▸ Dataset records:
──────────────────────────────
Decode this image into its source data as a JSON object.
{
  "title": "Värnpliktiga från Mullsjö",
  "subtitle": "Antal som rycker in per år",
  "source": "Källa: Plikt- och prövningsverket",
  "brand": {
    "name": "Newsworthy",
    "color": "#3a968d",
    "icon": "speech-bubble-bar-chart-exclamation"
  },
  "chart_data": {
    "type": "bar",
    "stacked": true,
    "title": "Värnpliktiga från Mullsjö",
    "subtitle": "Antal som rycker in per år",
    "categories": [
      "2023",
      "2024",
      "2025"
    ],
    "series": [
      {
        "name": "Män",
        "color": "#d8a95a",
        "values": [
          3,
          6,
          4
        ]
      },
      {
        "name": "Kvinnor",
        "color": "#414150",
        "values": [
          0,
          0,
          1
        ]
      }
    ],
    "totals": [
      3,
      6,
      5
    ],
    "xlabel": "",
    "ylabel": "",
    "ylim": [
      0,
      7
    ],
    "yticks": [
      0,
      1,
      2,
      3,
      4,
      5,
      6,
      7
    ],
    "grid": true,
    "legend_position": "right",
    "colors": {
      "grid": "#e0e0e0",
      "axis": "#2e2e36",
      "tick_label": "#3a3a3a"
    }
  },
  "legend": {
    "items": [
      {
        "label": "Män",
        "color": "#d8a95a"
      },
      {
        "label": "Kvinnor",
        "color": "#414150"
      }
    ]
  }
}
──────────────────────────────
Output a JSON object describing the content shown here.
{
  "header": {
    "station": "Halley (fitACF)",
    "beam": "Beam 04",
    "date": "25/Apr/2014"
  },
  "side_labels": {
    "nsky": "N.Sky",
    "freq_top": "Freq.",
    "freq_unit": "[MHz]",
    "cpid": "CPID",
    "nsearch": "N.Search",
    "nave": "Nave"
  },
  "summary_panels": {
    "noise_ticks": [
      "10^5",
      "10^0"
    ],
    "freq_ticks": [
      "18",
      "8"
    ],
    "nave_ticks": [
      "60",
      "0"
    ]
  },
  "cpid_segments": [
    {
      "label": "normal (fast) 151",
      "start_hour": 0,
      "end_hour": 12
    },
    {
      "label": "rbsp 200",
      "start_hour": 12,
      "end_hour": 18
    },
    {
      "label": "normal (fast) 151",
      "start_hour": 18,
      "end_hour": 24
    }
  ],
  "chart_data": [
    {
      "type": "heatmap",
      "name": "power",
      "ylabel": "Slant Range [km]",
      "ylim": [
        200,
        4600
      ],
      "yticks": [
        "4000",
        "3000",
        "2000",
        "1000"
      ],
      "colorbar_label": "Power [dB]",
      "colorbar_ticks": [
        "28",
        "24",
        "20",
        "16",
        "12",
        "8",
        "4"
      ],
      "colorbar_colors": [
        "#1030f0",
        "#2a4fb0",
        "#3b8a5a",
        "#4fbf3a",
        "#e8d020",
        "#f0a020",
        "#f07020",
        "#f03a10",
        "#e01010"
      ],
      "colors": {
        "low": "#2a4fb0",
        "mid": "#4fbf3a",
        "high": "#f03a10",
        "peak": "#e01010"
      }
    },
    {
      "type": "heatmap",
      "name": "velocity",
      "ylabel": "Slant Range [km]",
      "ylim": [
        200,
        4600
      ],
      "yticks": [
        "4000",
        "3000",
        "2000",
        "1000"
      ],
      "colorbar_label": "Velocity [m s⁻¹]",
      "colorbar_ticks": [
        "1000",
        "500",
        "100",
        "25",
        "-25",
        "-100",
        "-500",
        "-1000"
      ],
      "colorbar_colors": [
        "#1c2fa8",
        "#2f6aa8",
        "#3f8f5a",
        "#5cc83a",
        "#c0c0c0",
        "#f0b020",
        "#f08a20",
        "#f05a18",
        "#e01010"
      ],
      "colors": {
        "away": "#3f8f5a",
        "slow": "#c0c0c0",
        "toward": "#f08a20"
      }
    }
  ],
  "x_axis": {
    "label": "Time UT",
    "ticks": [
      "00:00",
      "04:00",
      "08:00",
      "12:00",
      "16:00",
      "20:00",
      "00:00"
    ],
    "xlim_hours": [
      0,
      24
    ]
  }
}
──────────────────────────────
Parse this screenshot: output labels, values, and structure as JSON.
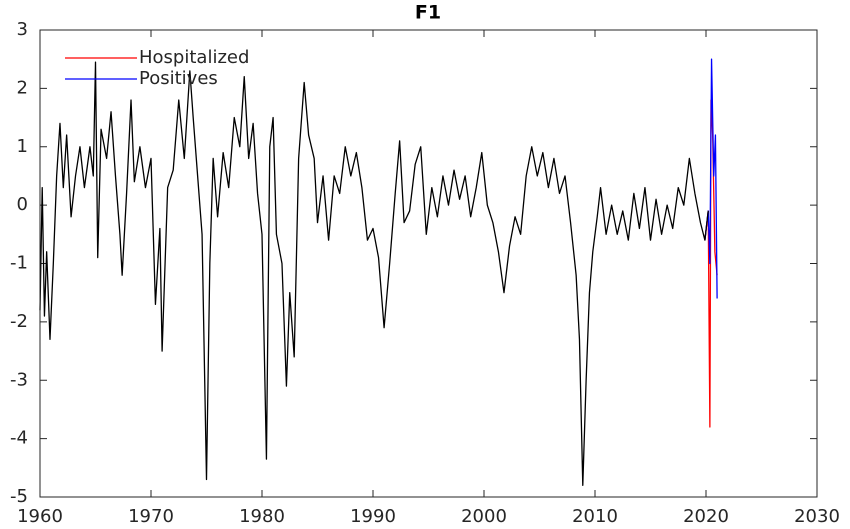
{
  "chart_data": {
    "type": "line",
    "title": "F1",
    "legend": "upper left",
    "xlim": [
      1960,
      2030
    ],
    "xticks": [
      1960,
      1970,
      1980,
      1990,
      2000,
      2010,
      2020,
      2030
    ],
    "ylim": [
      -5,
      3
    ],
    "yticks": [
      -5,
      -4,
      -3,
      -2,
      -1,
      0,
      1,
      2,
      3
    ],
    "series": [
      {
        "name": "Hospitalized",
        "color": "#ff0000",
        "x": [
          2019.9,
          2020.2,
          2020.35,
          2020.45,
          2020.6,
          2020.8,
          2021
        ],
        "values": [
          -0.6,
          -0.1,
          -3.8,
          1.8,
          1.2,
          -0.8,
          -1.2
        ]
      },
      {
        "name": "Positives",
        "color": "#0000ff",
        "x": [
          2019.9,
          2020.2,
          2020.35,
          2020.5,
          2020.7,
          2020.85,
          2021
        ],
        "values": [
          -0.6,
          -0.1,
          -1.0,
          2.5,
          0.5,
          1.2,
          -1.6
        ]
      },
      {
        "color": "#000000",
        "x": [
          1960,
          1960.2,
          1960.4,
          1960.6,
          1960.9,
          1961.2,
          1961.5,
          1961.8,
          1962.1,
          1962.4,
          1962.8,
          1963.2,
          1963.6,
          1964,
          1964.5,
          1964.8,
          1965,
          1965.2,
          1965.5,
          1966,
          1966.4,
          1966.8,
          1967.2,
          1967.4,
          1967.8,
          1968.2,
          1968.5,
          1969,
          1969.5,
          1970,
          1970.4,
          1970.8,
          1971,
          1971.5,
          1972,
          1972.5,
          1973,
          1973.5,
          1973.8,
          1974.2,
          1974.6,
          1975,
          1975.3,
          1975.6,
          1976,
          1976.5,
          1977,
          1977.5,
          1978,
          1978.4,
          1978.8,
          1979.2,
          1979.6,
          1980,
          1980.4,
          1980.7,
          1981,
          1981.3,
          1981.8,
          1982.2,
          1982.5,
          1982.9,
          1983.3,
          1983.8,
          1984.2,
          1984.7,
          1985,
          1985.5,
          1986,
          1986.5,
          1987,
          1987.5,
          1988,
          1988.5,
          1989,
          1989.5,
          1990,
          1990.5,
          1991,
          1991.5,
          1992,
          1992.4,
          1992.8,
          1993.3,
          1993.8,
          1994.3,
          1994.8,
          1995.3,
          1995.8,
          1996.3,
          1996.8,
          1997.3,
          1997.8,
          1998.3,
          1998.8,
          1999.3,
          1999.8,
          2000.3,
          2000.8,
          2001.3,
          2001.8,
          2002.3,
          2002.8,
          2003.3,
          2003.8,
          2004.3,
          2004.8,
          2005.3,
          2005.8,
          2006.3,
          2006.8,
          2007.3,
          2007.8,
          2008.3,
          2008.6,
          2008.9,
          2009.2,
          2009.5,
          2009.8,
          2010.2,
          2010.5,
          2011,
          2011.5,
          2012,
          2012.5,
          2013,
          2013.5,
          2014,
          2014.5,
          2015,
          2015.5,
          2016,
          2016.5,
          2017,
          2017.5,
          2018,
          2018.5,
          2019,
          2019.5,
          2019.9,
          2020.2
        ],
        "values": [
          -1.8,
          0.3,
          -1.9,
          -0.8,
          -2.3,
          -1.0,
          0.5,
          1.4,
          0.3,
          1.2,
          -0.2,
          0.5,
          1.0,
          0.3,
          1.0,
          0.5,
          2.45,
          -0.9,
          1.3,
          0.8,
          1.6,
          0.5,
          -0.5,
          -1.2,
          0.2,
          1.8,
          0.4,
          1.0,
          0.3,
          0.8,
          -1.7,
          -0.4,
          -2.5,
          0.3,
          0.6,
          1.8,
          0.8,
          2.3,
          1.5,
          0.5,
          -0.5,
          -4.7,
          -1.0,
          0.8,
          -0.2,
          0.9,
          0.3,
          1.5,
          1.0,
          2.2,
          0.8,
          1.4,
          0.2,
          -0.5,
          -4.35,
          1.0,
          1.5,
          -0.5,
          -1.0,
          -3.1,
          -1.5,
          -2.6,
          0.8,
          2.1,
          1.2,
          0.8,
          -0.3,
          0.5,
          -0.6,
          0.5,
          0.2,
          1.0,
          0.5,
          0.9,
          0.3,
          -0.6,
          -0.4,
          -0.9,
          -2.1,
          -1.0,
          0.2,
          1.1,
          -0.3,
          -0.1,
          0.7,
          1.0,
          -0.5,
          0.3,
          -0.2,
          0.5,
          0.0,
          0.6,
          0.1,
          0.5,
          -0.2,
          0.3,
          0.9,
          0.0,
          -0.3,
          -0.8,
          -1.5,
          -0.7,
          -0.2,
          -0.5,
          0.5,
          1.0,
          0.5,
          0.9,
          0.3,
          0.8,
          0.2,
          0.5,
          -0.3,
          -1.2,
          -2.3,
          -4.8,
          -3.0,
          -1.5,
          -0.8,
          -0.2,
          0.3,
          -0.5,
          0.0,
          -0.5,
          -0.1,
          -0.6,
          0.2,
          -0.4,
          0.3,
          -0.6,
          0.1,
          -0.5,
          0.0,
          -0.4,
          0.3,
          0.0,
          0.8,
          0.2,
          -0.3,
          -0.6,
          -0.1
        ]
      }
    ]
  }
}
──────────────────────────────
▸ Work to do: For the entries above, state how many lines contain the word "name". Provide the number by itself.

▸ Answer for the task: 7